STATED TASK:
Return all lines where the word "avec" can be found.

(Extracted data entries)
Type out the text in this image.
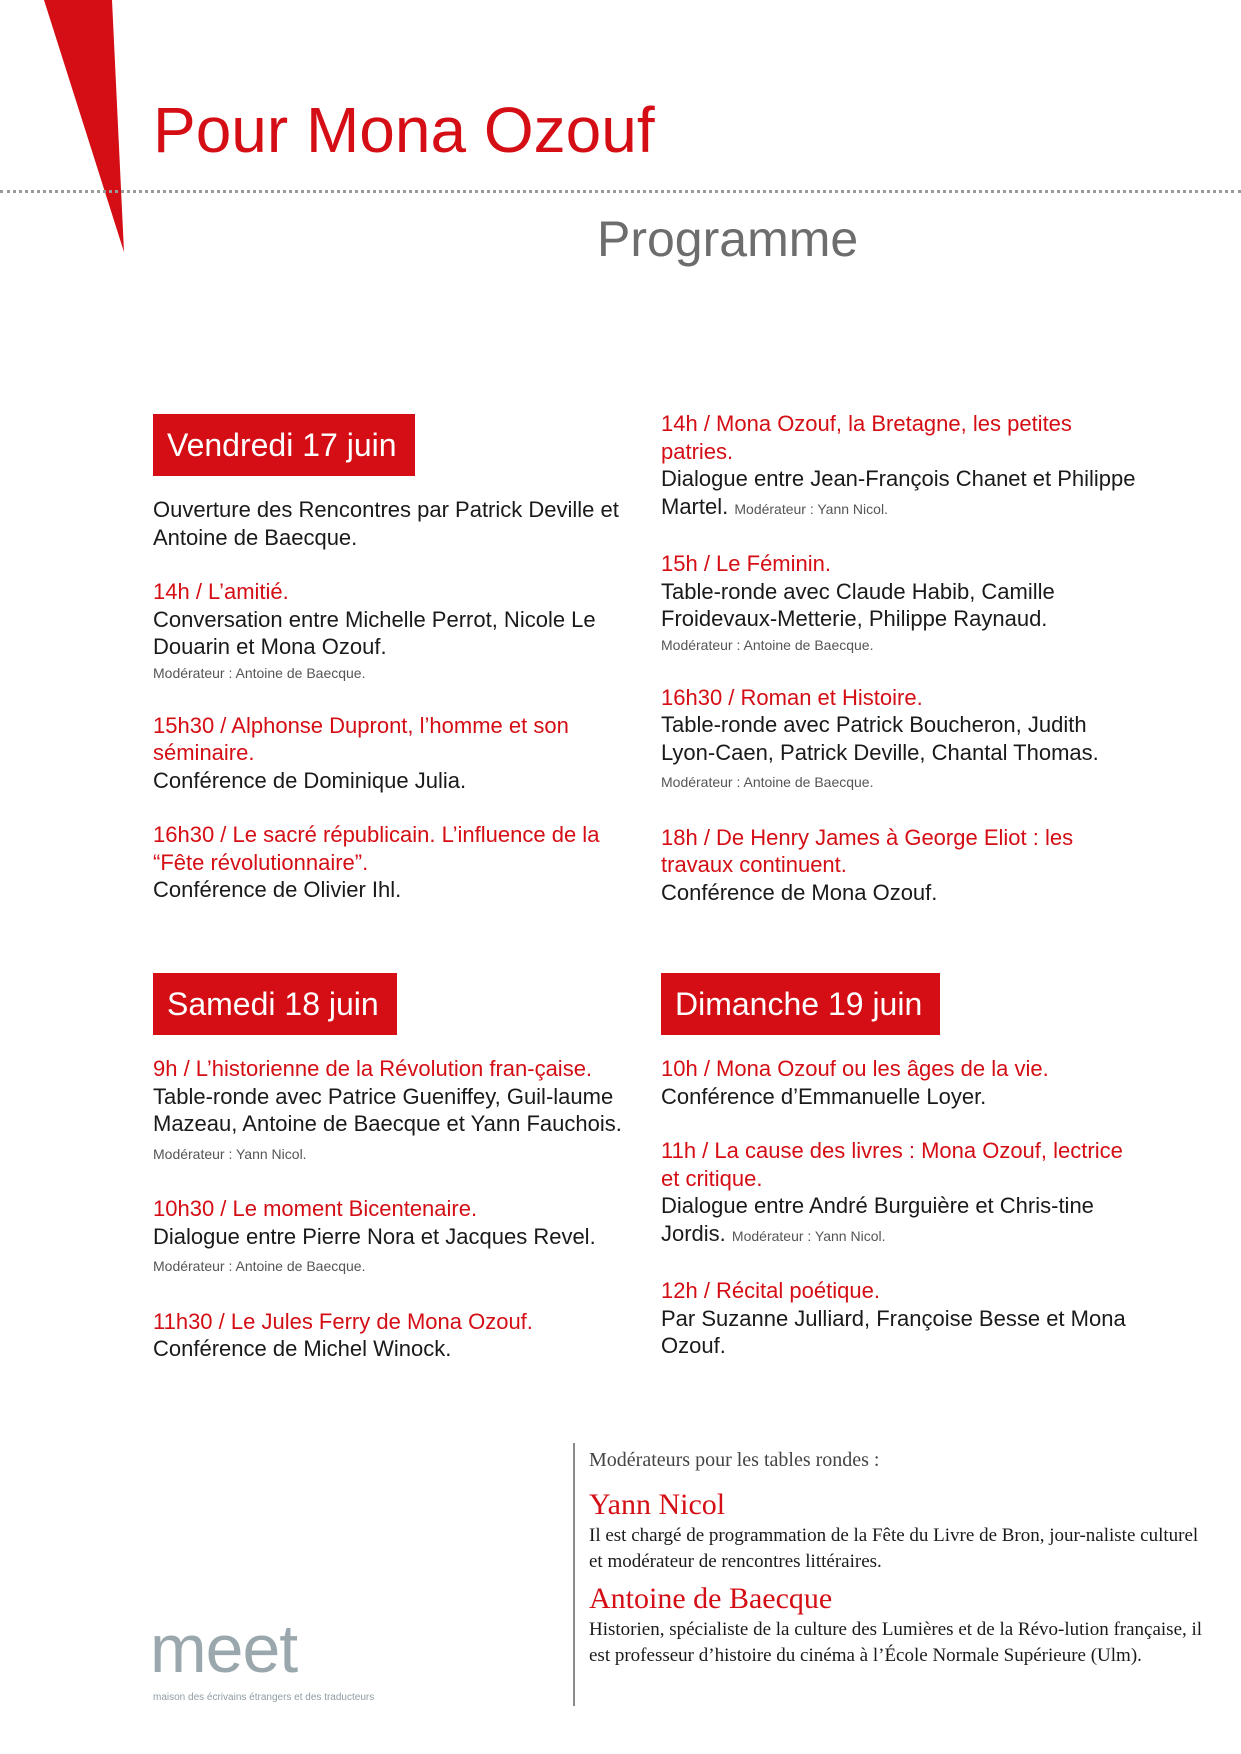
Pour Mona Ozouf
Programme
Vendredi 17 juin

Ouverture des Rencontres par Patrick Deville et Antoine de Baecque.

14h / L’amitié.

Conversation entre Michelle Perrot, Nicole Le Douarin et Mona Ozouf.

Modérateur : Antoine de Baecque.

15h30 / Alphonse Dupront, l’homme et son séminaire.

Conférence de Dominique Julia.

16h30 / Le sacré républicain. L’influence de la “Fête révolutionnaire”.

Conférence de Olivier Ihl.

14h / Mona Ozouf, la Bretagne, les petites patries.

Dialogue entre Jean-François Chanet et Philippe Martel. Modérateur : Yann Nicol.

15h / Le Féminin.

Table-ronde avec Claude Habib, Camille Froidevaux-Metterie, Philippe Raynaud.

Modérateur : Antoine de Baecque.

16h30 / Roman et Histoire.

Table-ronde avec Patrick Boucheron, Judith Lyon-Caen, Patrick Deville, Chantal Thomas. Modérateur : Antoine de Baecque.

18h / De Henry James à George Eliot : les travaux continuent.

Conférence de Mona Ozouf.

Samedi 18 juin

9h / L’historienne de la Révolution fran-çaise.

Table-ronde avec Patrice Gueniffey, Guil-laume Mazeau, Antoine de Baecque et Yann Fauchois. Modérateur : Yann Nicol.

10h30 / Le moment Bicentenaire.

Dialogue entre Pierre Nora et Jacques Revel. Modérateur : Antoine de Baecque.

11h30 / Le Jules Ferry de Mona Ozouf.

Conférence de Michel Winock.

Dimanche 19 juin

10h / Mona Ozouf ou les âges de la vie.

Conférence d’Emmanuelle Loyer.

11h / La cause des livres : Mona Ozouf, lectrice et critique.

Dialogue entre André Burguière et Chris-tine Jordis. Modérateur : Yann Nicol.

12h / Récital poétique.

Par Suzanne Julliard, Françoise Besse et Mona Ozouf.

Modérateurs pour les tables rondes :

Yann Nicol

Il est chargé de programmation de la Fête du Livre de Bron, jour-naliste culturel et modérateur de rencontres littéraires.

Antoine de Baecque

Historien, spécialiste de la culture des Lumières et de la Révo-lution française, il est professeur d’histoire du cinéma à l’École Normale Supérieure (Ulm).

meet
maison des écrivains étrangers et des traducteurs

ANSWER TO THE PROBLEM:
Table-ronde avec Claude Habib, Camille Froidevaux-Metterie, Philippe Raynaud.
Table-ronde avec Patrick Boucheron, Judith Lyon-Caen, Patrick Deville, Chantal Thomas. Modérateur : Antoine de Baecque.
Table-ronde avec Patrice Gueniffey, Guil-laume Mazeau, Antoine de Baecque et Yann Fauchois. Modérateur : Yann Nicol.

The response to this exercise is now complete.